-- RECORDS SHOWN start --

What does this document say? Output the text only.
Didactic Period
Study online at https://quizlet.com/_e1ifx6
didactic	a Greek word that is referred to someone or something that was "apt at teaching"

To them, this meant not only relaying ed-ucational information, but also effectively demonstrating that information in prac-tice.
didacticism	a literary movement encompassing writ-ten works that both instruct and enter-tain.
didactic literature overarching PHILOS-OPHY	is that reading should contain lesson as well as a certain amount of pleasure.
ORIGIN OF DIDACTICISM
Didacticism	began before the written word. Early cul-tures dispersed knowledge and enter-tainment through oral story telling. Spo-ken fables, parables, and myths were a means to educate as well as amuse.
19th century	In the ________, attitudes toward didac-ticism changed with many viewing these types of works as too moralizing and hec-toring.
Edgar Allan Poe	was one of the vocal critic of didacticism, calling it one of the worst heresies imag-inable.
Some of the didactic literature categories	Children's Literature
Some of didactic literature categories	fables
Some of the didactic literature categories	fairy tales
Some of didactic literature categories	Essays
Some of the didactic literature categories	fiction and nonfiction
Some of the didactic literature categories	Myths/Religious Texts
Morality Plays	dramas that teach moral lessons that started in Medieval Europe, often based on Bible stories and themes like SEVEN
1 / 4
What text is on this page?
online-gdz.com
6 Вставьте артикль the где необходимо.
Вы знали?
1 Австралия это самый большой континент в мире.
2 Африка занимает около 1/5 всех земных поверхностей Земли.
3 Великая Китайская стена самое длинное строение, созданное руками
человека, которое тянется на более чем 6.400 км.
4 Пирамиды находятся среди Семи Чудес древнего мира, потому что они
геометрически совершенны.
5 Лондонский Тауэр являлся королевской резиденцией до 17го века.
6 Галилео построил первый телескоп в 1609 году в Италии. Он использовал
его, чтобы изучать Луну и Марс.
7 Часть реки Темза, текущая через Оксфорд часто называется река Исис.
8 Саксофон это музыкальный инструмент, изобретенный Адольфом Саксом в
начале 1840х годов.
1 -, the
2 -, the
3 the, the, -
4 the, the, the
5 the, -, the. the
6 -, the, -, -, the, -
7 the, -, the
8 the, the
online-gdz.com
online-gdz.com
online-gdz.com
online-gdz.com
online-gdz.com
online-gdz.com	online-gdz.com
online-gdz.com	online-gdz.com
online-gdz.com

-- RECORDS SHOWN end --

TASK BRIEF:
Identify the lines of the entries containing the string "enter". Copy each such line.

THE OUTPUT:
didacticism	a literary movement encompassing writ-ten works that both instruct and enter-tain.
Didacticism	began before the written word. Early cul-tures dispersed knowledge and enter-tainment through oral story telling. Spo-ken fables, parables, and myths were a means to educate as well as amuse.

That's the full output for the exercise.